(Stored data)

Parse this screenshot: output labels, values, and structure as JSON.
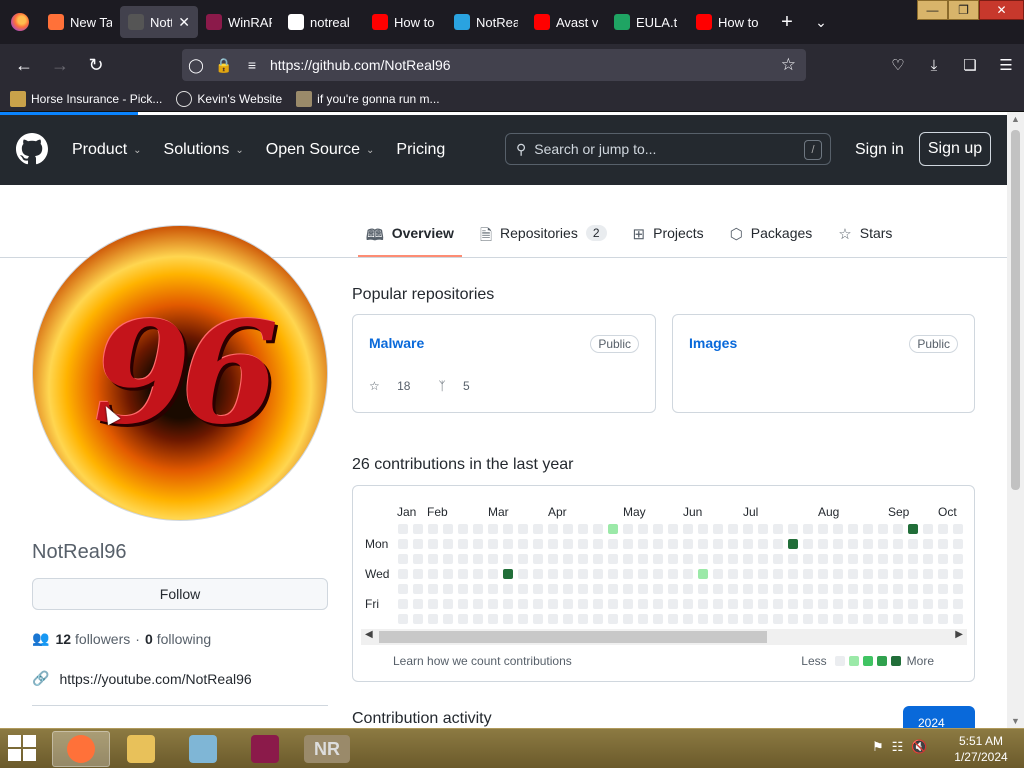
{
  "browser": {
    "tabs": [
      {
        "label": "New Ta",
        "icon": "firefox-icon",
        "color": "#ff7139",
        "active": false
      },
      {
        "label": "Nott",
        "icon": "github-icon",
        "color": "#555555",
        "active": true
      },
      {
        "label": "WinRAR",
        "icon": "winrar-icon",
        "color": "#8b1a4a",
        "active": false
      },
      {
        "label": "notreal",
        "icon": "google-icon",
        "color": "#ffffff",
        "active": false
      },
      {
        "label": "How to",
        "icon": "youtube-icon",
        "color": "#ff0000",
        "active": false
      },
      {
        "label": "NotRea",
        "icon": "telegram-icon",
        "color": "#2aa3e0",
        "active": false
      },
      {
        "label": "Avast v",
        "icon": "youtube-icon",
        "color": "#ff0000",
        "active": false
      },
      {
        "label": "EULA.t",
        "icon": "google-drive-icon",
        "color": "#1fa463",
        "active": false
      },
      {
        "label": "How to",
        "icon": "youtube-icon",
        "color": "#ff0000",
        "active": false
      }
    ],
    "url": "https://github.com/NotReal96",
    "bookmarks": [
      {
        "label": "Horse Insurance - Pick...",
        "icon": "bookmark-icon",
        "color": "#c9a24a"
      },
      {
        "label": "Kevin's Website",
        "icon": "globe-icon",
        "color": "#dddddd"
      },
      {
        "label": "if you're gonna run m...",
        "icon": "face-icon",
        "color": "#9a8a6a"
      }
    ]
  },
  "github": {
    "nav": [
      "Product",
      "Solutions",
      "Open Source",
      "Pricing"
    ],
    "search_placeholder": "Search or jump to...",
    "search_shortcut": "/",
    "sign_in": "Sign in",
    "sign_up": "Sign up",
    "tabs": [
      {
        "label": "Overview",
        "icon": "book-icon",
        "count": ""
      },
      {
        "label": "Repositories",
        "icon": "repo-icon",
        "count": "2"
      },
      {
        "label": "Projects",
        "icon": "table-icon",
        "count": ""
      },
      {
        "label": "Packages",
        "icon": "package-icon",
        "count": ""
      },
      {
        "label": "Stars",
        "icon": "star-icon",
        "count": ""
      }
    ],
    "profile": {
      "avatar_text": "96",
      "username": "NotReal96",
      "follow": "Follow",
      "followers_count": "12",
      "followers_label": "followers",
      "following_count": "0",
      "following_label": "following",
      "link": "https://youtube.com/NotReal96"
    },
    "popular_title": "Popular repositories",
    "repos": [
      {
        "name": "Malware",
        "visibility": "Public",
        "stars": "18",
        "forks": "5"
      },
      {
        "name": "Images",
        "visibility": "Public",
        "stars": "",
        "forks": ""
      }
    ],
    "contributions": {
      "title": "26 contributions in the last year",
      "months": [
        "Jan",
        "Feb",
        "Mar",
        "Apr",
        "May",
        "Jun",
        "Jul",
        "Aug",
        "Sep",
        "Oct"
      ],
      "days": [
        "Mon",
        "Wed",
        "Fri"
      ],
      "learn": "Learn how we count contributions",
      "less": "Less",
      "more": "More",
      "levels": [
        "#ebedf0",
        "#9be9a8",
        "#40c463",
        "#30a14e",
        "#216e39"
      ]
    },
    "activity_title": "Contribution activity",
    "year": "2024"
  },
  "taskbar": {
    "apps": [
      {
        "name": "firefox",
        "color": "#ff7139",
        "active": true
      },
      {
        "name": "file-explorer",
        "color": "#e8c15a",
        "active": false
      },
      {
        "name": "notepad",
        "color": "#7fb6d6",
        "active": false
      },
      {
        "name": "winrar",
        "color": "#8b1a4a",
        "active": false
      },
      {
        "name": "nr",
        "color": "#9a8a6a",
        "active": false
      }
    ],
    "nr_label": "NR",
    "time": "5:51 AM",
    "date": "1/27/2024"
  }
}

SHORT PROBLEM :: From the material above, gather all lines that include the string "github" and copy them.

WORKED ANSWER ::
        "icon": "github-icon",
    "url": "https://github.com/NotReal96",
  "github": {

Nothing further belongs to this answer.